• _GOAL OF THE EXERCISE_
Write out the records beneath this line exactly as they appear, minus any images.

------------------------

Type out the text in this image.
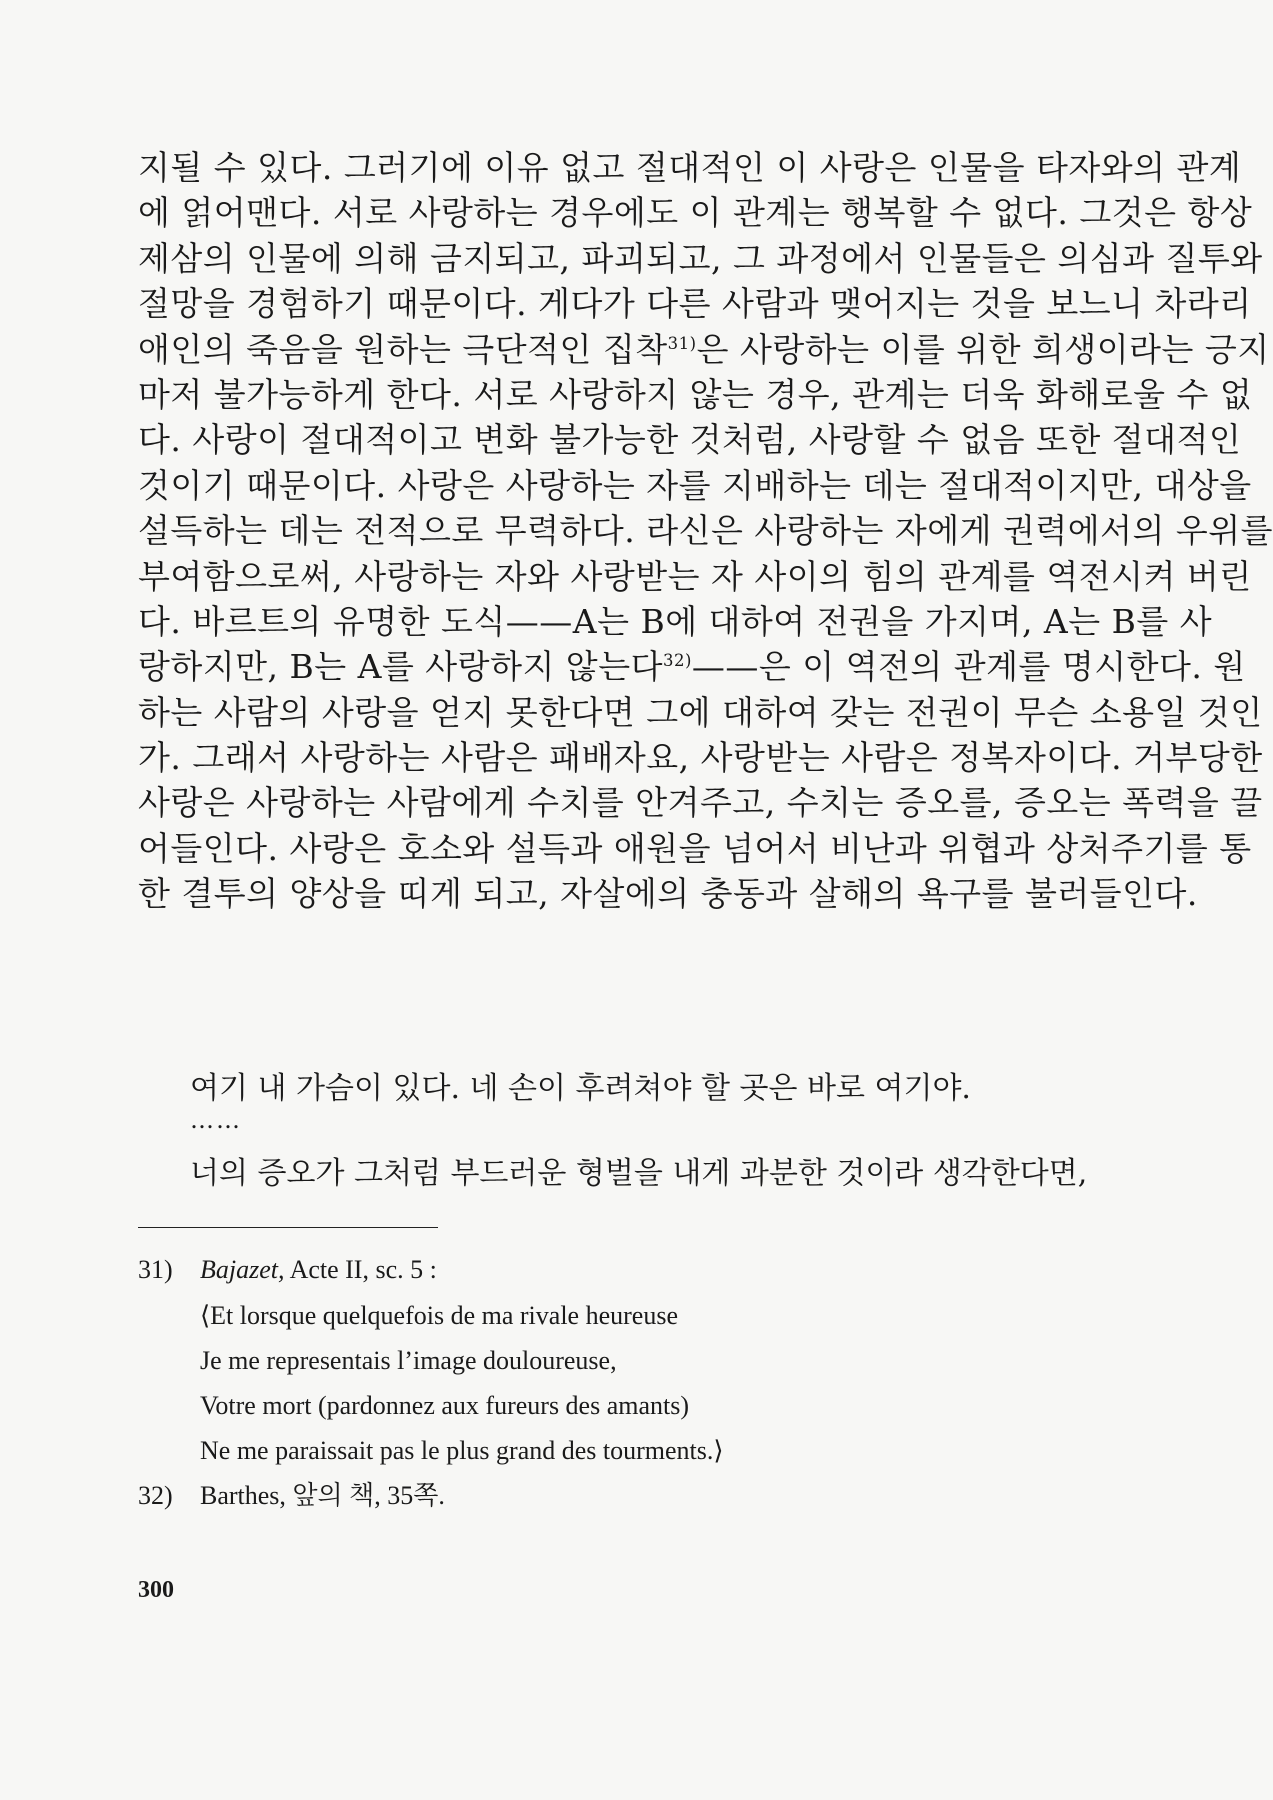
지될 수 있다. 그러기에 이유 없고 절대적인 이 사랑은 인물을 타자와의 관계
에 얽어맨다. 서로 사랑하는 경우에도 이 관계는 행복할 수 없다. 그것은 항상
제삼의 인물에 의해 금지되고, 파괴되고, 그 과정에서 인물들은 의심과 질투와
절망을 경험하기 때문이다. 게다가 다른 사람과 맺어지는 것을 보느니 차라리
애인의 죽음을 원하는 극단적인 집착$^{31)}$은 사랑하는 이를 위한 희생이라는 긍지
마저 불가능하게 한다. 서로 사랑하지 않는 경우, 관계는 더욱 화해로울 수 없
다. 사랑이 절대적이고 변화 불가능한 것처럼, 사랑할 수 없음 또한 절대적인
것이기 때문이다. 사랑은 사랑하는 자를 지배하는 데는 절대적이지만, 대상을
설득하는 데는 전적으로 무력하다. 라신은 사랑하는 자에게 권력에서의 우위를
부여함으로써, 사랑하는 자와 사랑받는 자 사이의 힘의 관계를 역전시켜 버린
다. 바르트의 유명한 도식——A는 B에 대하여 전권을 가지며, A는 B를 사
랑하지만, B는 A를 사랑하지 않는다$^{32)}$——은 이 역전의 관계를 명시한다. 원
하는 사람의 사랑을 얻지 못한다면 그에 대하여 갖는 전권이 무슨 소용일 것인
가. 그래서 사랑하는 사람은 패배자요, 사랑받는 사람은 정복자이다. 거부당한
사랑은 사랑하는 사람에게 수치를 안겨주고, 수치는 증오를, 증오는 폭력을 끌
어들인다. 사랑은 호소와 설득과 애원을 넘어서 비난과 위협과 상처주기를 통
한 결투의 양상을 띠게 되고, 자살에의 충동과 살해의 욕구를 불러들인다.
여기 내 가슴이 있다. 네 손이 후려쳐야 할 곳은 바로 여기야.
……
너의 증오가 그처럼 부드러운 형벌을 내게 과분한 것이라 생각한다면,
31) Bajazet, Acte II, sc. 5 :
⟨Et lorsque quelquefois de ma rivale heureuse
Je me representais l’image douloureuse,
Votre mort (pardonnez aux fureurs des amants)
Ne me paraissait pas le plus grand des tourments.⟩
32) Barthes, 앞의 책, 35쪽.
300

------------------------

• _TASK RESPONSE_
Type out the text in this image.
지될 수 있다. 그러기에 이유 없고 절대적인 이 사랑은 인물을 타자와의 관계
에 얽어맨다. 서로 사랑하는 경우에도 이 관계는 행복할 수 없다. 그것은 항상
제삼의 인물에 의해 금지되고, 파괴되고, 그 과정에서 인물들은 의심과 질투와
절망을 경험하기 때문이다. 게다가 다른 사람과 맺어지는 것을 보느니 차라리
애인의 죽음을 원하는 극단적인 집착$^{31)}$은 사랑하는 이를 위한 희생이라는 긍지
마저 불가능하게 한다. 서로 사랑하지 않는 경우, 관계는 더욱 화해로울 수 없
다. 사랑이 절대적이고 변화 불가능한 것처럼, 사랑할 수 없음 또한 절대적인
것이기 때문이다. 사랑은 사랑하는 자를 지배하는 데는 절대적이지만, 대상을
설득하는 데는 전적으로 무력하다. 라신은 사랑하는 자에게 권력에서의 우위를
부여함으로써, 사랑하는 자와 사랑받는 자 사이의 힘의 관계를 역전시켜 버린
다. 바르트의 유명한 도식——A는 B에 대하여 전권을 가지며, A는 B를 사
랑하지만, B는 A를 사랑하지 않는다$^{32)}$——은 이 역전의 관계를 명시한다. 원
하는 사람의 사랑을 얻지 못한다면 그에 대하여 갖는 전권이 무슨 소용일 것인
가. 그래서 사랑하는 사람은 패배자요, 사랑받는 사람은 정복자이다. 거부당한
사랑은 사랑하는 사람에게 수치를 안겨주고, 수치는 증오를, 증오는 폭력을 끌
어들인다. 사랑은 호소와 설득과 애원을 넘어서 비난과 위협과 상처주기를 통
한 결투의 양상을 띠게 되고, 자살에의 충동과 살해의 욕구를 불러들인다.
여기 내 가슴이 있다. 네 손이 후려쳐야 할 곳은 바로 여기야.
……
너의 증오가 그처럼 부드러운 형벌을 내게 과분한 것이라 생각한다면,
31) Bajazet, Acte II, sc. 5 :
⟨Et lorsque quelquefois de ma rivale heureuse
Je me representais l’image douloureuse,
Votre mort (pardonnez aux fureurs des amants)
Ne me paraissait pas le plus grand des tourments.⟩
32) Barthes, 앞의 책, 35쪽.
300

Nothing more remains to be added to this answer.